### What you are asked to do:
Reproduce the listing below exactly, minus its pictures.

### Entries from a visual dataset:
——————————

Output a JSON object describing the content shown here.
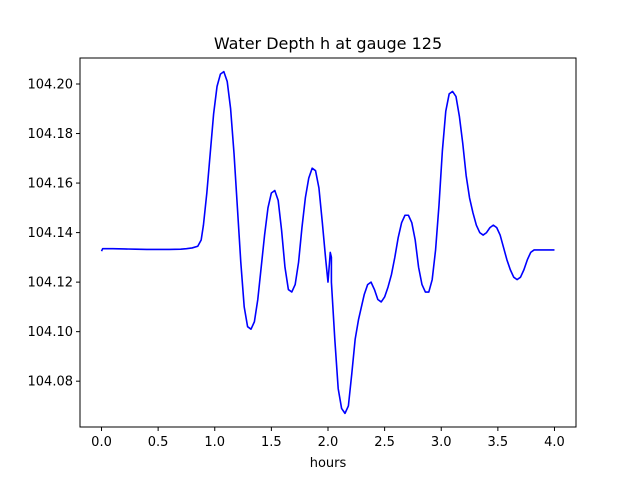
{
  "chart_data": {
    "type": "line",
    "title": "Water Depth h at gauge 125",
    "xlabel": "hours",
    "ylabel": "",
    "xlim": [
      -0.19,
      4.19
    ],
    "ylim": [
      104.0615,
      104.2105
    ],
    "xticks": [
      0.0,
      0.5,
      1.0,
      1.5,
      2.0,
      2.5,
      3.0,
      3.5,
      4.0
    ],
    "xtick_labels": [
      "0.0",
      "0.5",
      "1.0",
      "1.5",
      "2.0",
      "2.5",
      "3.0",
      "3.5",
      "4.0"
    ],
    "yticks": [
      104.08,
      104.1,
      104.12,
      104.14,
      104.16,
      104.18,
      104.2
    ],
    "ytick_labels": [
      "104.08",
      "104.10",
      "104.12",
      "104.14",
      "104.16",
      "104.18",
      "104.20"
    ],
    "grid": false,
    "color": "#0000ff",
    "series": [
      {
        "x": [
          0.0,
          0.01,
          0.05,
          0.1,
          0.2,
          0.3,
          0.4,
          0.5,
          0.6,
          0.7,
          0.75,
          0.8,
          0.85,
          0.88,
          0.9,
          0.93,
          0.96,
          0.99,
          1.02,
          1.05,
          1.08,
          1.11,
          1.14,
          1.17,
          1.2,
          1.23,
          1.26,
          1.29,
          1.32,
          1.35,
          1.38,
          1.41,
          1.44,
          1.47,
          1.5,
          1.53,
          1.56,
          1.59,
          1.62,
          1.65,
          1.68,
          1.71,
          1.74,
          1.77,
          1.8,
          1.83,
          1.86,
          1.89,
          1.92,
          1.95,
          1.98,
          2.0,
          2.02,
          2.03,
          2.03,
          2.06,
          2.09,
          2.12,
          2.15,
          2.18,
          2.21,
          2.24,
          2.27,
          2.3,
          2.31,
          2.32,
          2.35,
          2.38,
          2.41,
          2.44,
          2.47,
          2.5,
          2.53,
          2.56,
          2.59,
          2.62,
          2.65,
          2.68,
          2.71,
          2.74,
          2.77,
          2.8,
          2.83,
          2.86,
          2.89,
          2.92,
          2.95,
          2.98,
          3.01,
          3.04,
          3.07,
          3.1,
          3.13,
          3.16,
          3.19,
          3.22,
          3.25,
          3.28,
          3.31,
          3.34,
          3.37,
          3.4,
          3.43,
          3.46,
          3.49,
          3.52,
          3.55,
          3.58,
          3.61,
          3.64,
          3.67,
          3.7,
          3.73,
          3.76,
          3.79,
          3.82,
          3.85,
          3.88,
          3.91,
          3.94,
          3.97,
          4.0
        ],
        "y": [
          104.1325,
          104.1335,
          104.1335,
          104.1335,
          104.1334,
          104.1333,
          104.1332,
          104.1332,
          104.1332,
          104.1333,
          104.1335,
          104.1338,
          104.1345,
          104.137,
          104.143,
          104.156,
          104.172,
          104.188,
          104.199,
          104.204,
          104.205,
          104.201,
          104.19,
          104.172,
          104.15,
          104.128,
          104.11,
          104.102,
          104.101,
          104.104,
          104.113,
          104.126,
          104.139,
          104.15,
          104.156,
          104.157,
          104.153,
          104.141,
          104.126,
          104.117,
          104.116,
          104.119,
          104.128,
          104.142,
          104.154,
          104.162,
          104.166,
          104.165,
          104.158,
          104.144,
          104.129,
          104.12,
          104.132,
          104.13,
          104.12,
          104.097,
          104.077,
          104.069,
          104.067,
          104.07,
          104.083,
          104.097,
          104.105,
          104.111,
          104.113,
          104.115,
          104.119,
          104.12,
          104.117,
          104.113,
          104.112,
          104.114,
          104.118,
          104.123,
          104.13,
          104.138,
          104.144,
          104.147,
          104.147,
          104.144,
          104.137,
          104.126,
          104.119,
          104.116,
          104.116,
          104.121,
          104.133,
          104.151,
          104.173,
          104.189,
          104.196,
          104.197,
          104.195,
          104.187,
          104.176,
          104.163,
          104.154,
          104.148,
          104.143,
          104.14,
          104.139,
          104.14,
          104.142,
          104.143,
          104.142,
          104.139,
          104.134,
          104.129,
          104.125,
          104.122,
          104.121,
          104.122,
          104.125,
          104.129,
          104.132,
          104.133,
          104.133,
          104.133,
          104.133,
          104.133,
          104.133,
          104.133
        ]
      }
    ]
  }
}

——————————

### Expected answer:
Output a JSON object describing the content shown here.
{
  "chart_data": {
    "type": "line",
    "title": "Water Depth h at gauge 125",
    "xlabel": "hours",
    "ylabel": "",
    "xlim": [
      -0.19,
      4.19
    ],
    "ylim": [
      104.0615,
      104.2105
    ],
    "xticks": [
      0.0,
      0.5,
      1.0,
      1.5,
      2.0,
      2.5,
      3.0,
      3.5,
      4.0
    ],
    "xtick_labels": [
      "0.0",
      "0.5",
      "1.0",
      "1.5",
      "2.0",
      "2.5",
      "3.0",
      "3.5",
      "4.0"
    ],
    "yticks": [
      104.08,
      104.1,
      104.12,
      104.14,
      104.16,
      104.18,
      104.2
    ],
    "ytick_labels": [
      "104.08",
      "104.10",
      "104.12",
      "104.14",
      "104.16",
      "104.18",
      "104.20"
    ],
    "grid": false,
    "color": "#0000ff",
    "series": [
      {
        "x": [
          0.0,
          0.01,
          0.05,
          0.1,
          0.2,
          0.3,
          0.4,
          0.5,
          0.6,
          0.7,
          0.75,
          0.8,
          0.85,
          0.88,
          0.9,
          0.93,
          0.96,
          0.99,
          1.02,
          1.05,
          1.08,
          1.11,
          1.14,
          1.17,
          1.2,
          1.23,
          1.26,
          1.29,
          1.32,
          1.35,
          1.38,
          1.41,
          1.44,
          1.47,
          1.5,
          1.53,
          1.56,
          1.59,
          1.62,
          1.65,
          1.68,
          1.71,
          1.74,
          1.77,
          1.8,
          1.83,
          1.86,
          1.89,
          1.92,
          1.95,
          1.98,
          2.0,
          2.02,
          2.03,
          2.03,
          2.06,
          2.09,
          2.12,
          2.15,
          2.18,
          2.21,
          2.24,
          2.27,
          2.3,
          2.31,
          2.32,
          2.35,
          2.38,
          2.41,
          2.44,
          2.47,
          2.5,
          2.53,
          2.56,
          2.59,
          2.62,
          2.65,
          2.68,
          2.71,
          2.74,
          2.77,
          2.8,
          2.83,
          2.86,
          2.89,
          2.92,
          2.95,
          2.98,
          3.01,
          3.04,
          3.07,
          3.1,
          3.13,
          3.16,
          3.19,
          3.22,
          3.25,
          3.28,
          3.31,
          3.34,
          3.37,
          3.4,
          3.43,
          3.46,
          3.49,
          3.52,
          3.55,
          3.58,
          3.61,
          3.64,
          3.67,
          3.7,
          3.73,
          3.76,
          3.79,
          3.82,
          3.85,
          3.88,
          3.91,
          3.94,
          3.97,
          4.0
        ],
        "y": [
          104.1325,
          104.1335,
          104.1335,
          104.1335,
          104.1334,
          104.1333,
          104.1332,
          104.1332,
          104.1332,
          104.1333,
          104.1335,
          104.1338,
          104.1345,
          104.137,
          104.143,
          104.156,
          104.172,
          104.188,
          104.199,
          104.204,
          104.205,
          104.201,
          104.19,
          104.172,
          104.15,
          104.128,
          104.11,
          104.102,
          104.101,
          104.104,
          104.113,
          104.126,
          104.139,
          104.15,
          104.156,
          104.157,
          104.153,
          104.141,
          104.126,
          104.117,
          104.116,
          104.119,
          104.128,
          104.142,
          104.154,
          104.162,
          104.166,
          104.165,
          104.158,
          104.144,
          104.129,
          104.12,
          104.132,
          104.13,
          104.12,
          104.097,
          104.077,
          104.069,
          104.067,
          104.07,
          104.083,
          104.097,
          104.105,
          104.111,
          104.113,
          104.115,
          104.119,
          104.12,
          104.117,
          104.113,
          104.112,
          104.114,
          104.118,
          104.123,
          104.13,
          104.138,
          104.144,
          104.147,
          104.147,
          104.144,
          104.137,
          104.126,
          104.119,
          104.116,
          104.116,
          104.121,
          104.133,
          104.151,
          104.173,
          104.189,
          104.196,
          104.197,
          104.195,
          104.187,
          104.176,
          104.163,
          104.154,
          104.148,
          104.143,
          104.14,
          104.139,
          104.14,
          104.142,
          104.143,
          104.142,
          104.139,
          104.134,
          104.129,
          104.125,
          104.122,
          104.121,
          104.122,
          104.125,
          104.129,
          104.132,
          104.133,
          104.133,
          104.133,
          104.133,
          104.133,
          104.133,
          104.133
        ]
      }
    ]
  }
}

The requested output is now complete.